> **Task description**: Write out the data below in full, unchanged, minus the images.

> **Available data**:
= = =
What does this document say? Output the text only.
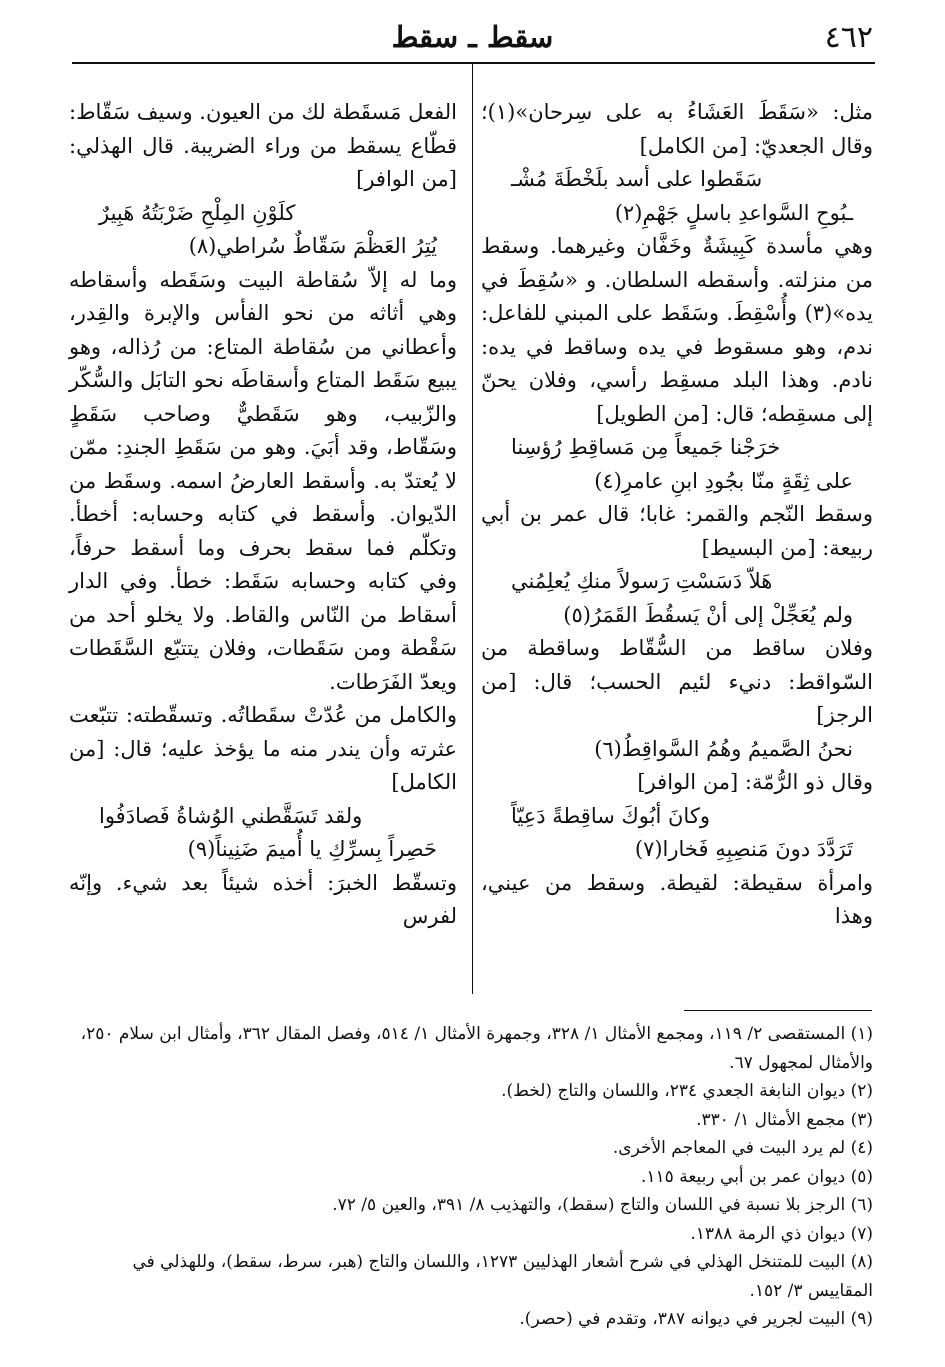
٤٦٢
سقط ـ سقط

مثل: «سَقَطَ العَشَاءُ به على سِرحان»(١)؛ وقال الجعديّ: [من الكامل]

سَقَطوا على أسد بلَخْطَةَ مُشْـ

ـبُوحِ السَّواعدِ باسلٍ جَهْمِ(٢)

وهي مأسدة كَبِيشَةٌ وخَفَّان وغيرهما. وسقط من منزلته. وأسقطه السلطان. و «سُقِطَ في يده»(٣) وأُسْقِطَ. وسَقَط على المبني للفاعل: ندم، وهو مسقوط في يده وساقط في يده: نادم. وهذا البلد مسقِط رأسي، وفلان يحنّ إلى مسقِطه؛ قال: [من الطويل]

خرَجْنا جَميعاً مِن مَساقِطِ رُؤسِنا

على ثِقَةٍ منّا بجُودِ ابنِ عامرِ(٤)

وسقط النّجم والقمر: غابا؛ قال عمر بن أبي ربيعة: [من البسيط]

هَلاّ دَسَسْتِ رَسولاً منكِ يُعلِمُني

ولم يُعَجِّلْ إلى أنْ يَسقُطَ القَمَرُ(٥)

وفلان ساقط من السُّقّاط وساقطة من السّواقط: دنيء لئيم الحسب؛ قال: [من الرجز]

نحنُ الصَّميمُ وهُمُ السَّواقِطُ(٦)

وقال ذو الرُّمّة: [من الوافر]

وكانَ أبُوكَ ساقِطةً دَعِيّاً

تَرَدَّدَ دونَ مَنصِبِهِ فَخارا(٧)

وامرأة سقيطة: لقيطة. وسقط من عيني، وهذا

الفعل مَسقَطة لك من العيون. وسيف سَقّاط: قطّاع يسقط من وراء الضريبة. قال الهذلي: [من الوافر]

كلَوْنِ المِلْحِ ضَرْبَتُهُ هَبِيرٌ

يُتِرُ العَظْمَ سَقّاطٌ سُراطي(٨)

وما له إلاّ سُقاطة البيت وسَقَطه وأسقاطه وهي أثاثه من نحو الفأس والإبرة والقِدر، وأعطاني من سُقاطة المتاع: من رُذاله، وهو يبيع سَقَط المتاع وأسقاطَه نحو التابَل والسُّكّر والزّبيب، وهو سَقَطيٌّ وصاحب سَقَطٍ وسَقّاط، وقد أبَيَ. وهو من سَقَطِ الجندِ: ممّن لا يُعتدّ به. وأسقط العارضُ اسمه. وسقَط من الدّيوان. وأسقط في كتابه وحسابه: أخطأ. وتكلّم فما سقط بحرف وما أسقط حرفاً، وفي كتابه وحسابه سَقَط: خطأ. وفي الدار أسقاط من النّاس والقاط. ولا يخلو أحد من سَقْطة ومن سَقَطات، وفلان يتتبّع السَّقَطات ويعدّ الفَرَطات.

والكامل من عُدّتْ سقَطاتُه. وتسقّطته: تتبّعت عثرته وأن يندر منه ما يؤخذ عليه؛ قال: [من الكامل]

ولقد تَسَقَّطني الوُشاةُ فَصادَفُوا

حَصِراً بِسرِّكِ يا أُميمَ ضَنِيناً(٩)

وتسقّط الخبرَ: أخذه شيئاً بعد شيء. وإنّه لفرس

(١) المستقصى ٢/ ١١٩، ومجمع الأمثال ١/ ٣٢٨، وجمهرة الأمثال ١/ ٥١٤، وفصل المقال ٣٦٢، وأمثال ابن سلام ٢٥٠، والأمثال لمجهول ٦٧.

(٢) ديوان النابغة الجعدي ٢٣٤، واللسان والتاج (لخط).

(٣) مجمع الأمثال ١/ ٣٣٠.

(٤) لم يرد البيت في المعاجم الأخرى.

(٥) ديوان عمر بن أبي ربيعة ١١٥.

(٦) الرجز بلا نسبة في اللسان والتاج (سقط)، والتهذيب ٨/ ٣٩١، والعين ٥/ ٧٢.

(٧) ديوان ذي الرمة ١٣٨٨.

(٨) البيت للمتنخل الهذلي في شرح أشعار الهذليين ١٢٧٣، واللسان والتاج (هبر، سرط، سقط)، وللهذلي في المقاييس ٣/ ١٥٢.

(٩) البيت لجرير في ديوانه ٣٨٧، وتقدم في (حصر).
= = =
> **Right answer**:
What does this document say? Output the text only.
٤٦٢
سقط ـ سقط

مثل: «سَقَطَ العَشَاءُ به على سِرحان»(١)؛ وقال الجعديّ: [من الكامل]

سَقَطوا على أسد بلَخْطَةَ مُشْـ

ـبُوحِ السَّواعدِ باسلٍ جَهْمِ(٢)

وهي مأسدة كَبِيشَةٌ وخَفَّان وغيرهما. وسقط من منزلته. وأسقطه السلطان. و «سُقِطَ في يده»(٣) وأُسْقِطَ. وسَقَط على المبني للفاعل: ندم، وهو مسقوط في يده وساقط في يده: نادم. وهذا البلد مسقِط رأسي، وفلان يحنّ إلى مسقِطه؛ قال: [من الطويل]

خرَجْنا جَميعاً مِن مَساقِطِ رُؤسِنا

على ثِقَةٍ منّا بجُودِ ابنِ عامرِ(٤)

وسقط النّجم والقمر: غابا؛ قال عمر بن أبي ربيعة: [من البسيط]

هَلاّ دَسَسْتِ رَسولاً منكِ يُعلِمُني

ولم يُعَجِّلْ إلى أنْ يَسقُطَ القَمَرُ(٥)

وفلان ساقط من السُّقّاط وساقطة من السّواقط: دنيء لئيم الحسب؛ قال: [من الرجز]

نحنُ الصَّميمُ وهُمُ السَّواقِطُ(٦)

وقال ذو الرُّمّة: [من الوافر]

وكانَ أبُوكَ ساقِطةً دَعِيّاً

تَرَدَّدَ دونَ مَنصِبِهِ فَخارا(٧)

وامرأة سقيطة: لقيطة. وسقط من عيني، وهذا

الفعل مَسقَطة لك من العيون. وسيف سَقّاط: قطّاع يسقط من وراء الضريبة. قال الهذلي: [من الوافر]

كلَوْنِ المِلْحِ ضَرْبَتُهُ هَبِيرٌ

يُتِرُ العَظْمَ سَقّاطٌ سُراطي(٨)

وما له إلاّ سُقاطة البيت وسَقَطه وأسقاطه وهي أثاثه من نحو الفأس والإبرة والقِدر، وأعطاني من سُقاطة المتاع: من رُذاله، وهو يبيع سَقَط المتاع وأسقاطَه نحو التابَل والسُّكّر والزّبيب، وهو سَقَطيٌّ وصاحب سَقَطٍ وسَقّاط، وقد أبَيَ. وهو من سَقَطِ الجندِ: ممّن لا يُعتدّ به. وأسقط العارضُ اسمه. وسقَط من الدّيوان. وأسقط في كتابه وحسابه: أخطأ. وتكلّم فما سقط بحرف وما أسقط حرفاً، وفي كتابه وحسابه سَقَط: خطأ. وفي الدار أسقاط من النّاس والقاط. ولا يخلو أحد من سَقْطة ومن سَقَطات، وفلان يتتبّع السَّقَطات ويعدّ الفَرَطات.

والكامل من عُدّتْ سقَطاتُه. وتسقّطته: تتبّعت عثرته وأن يندر منه ما يؤخذ عليه؛ قال: [من الكامل]

ولقد تَسَقَّطني الوُشاةُ فَصادَفُوا

حَصِراً بِسرِّكِ يا أُميمَ ضَنِيناً(٩)

وتسقّط الخبرَ: أخذه شيئاً بعد شيء. وإنّه لفرس

(١) المستقصى ٢/ ١١٩، ومجمع الأمثال ١/ ٣٢٨، وجمهرة الأمثال ١/ ٥١٤، وفصل المقال ٣٦٢، وأمثال ابن سلام ٢٥٠، والأمثال لمجهول ٦٧.

(٢) ديوان النابغة الجعدي ٢٣٤، واللسان والتاج (لخط).

(٣) مجمع الأمثال ١/ ٣٣٠.

(٤) لم يرد البيت في المعاجم الأخرى.

(٥) ديوان عمر بن أبي ربيعة ١١٥.

(٦) الرجز بلا نسبة في اللسان والتاج (سقط)، والتهذيب ٨/ ٣٩١، والعين ٥/ ٧٢.

(٧) ديوان ذي الرمة ١٣٨٨.

(٨) البيت للمتنخل الهذلي في شرح أشعار الهذليين ١٢٧٣، واللسان والتاج (هبر، سرط، سقط)، وللهذلي في المقاييس ٣/ ١٥٢.

(٩) البيت لجرير في ديوانه ٣٨٧، وتقدم في (حصر).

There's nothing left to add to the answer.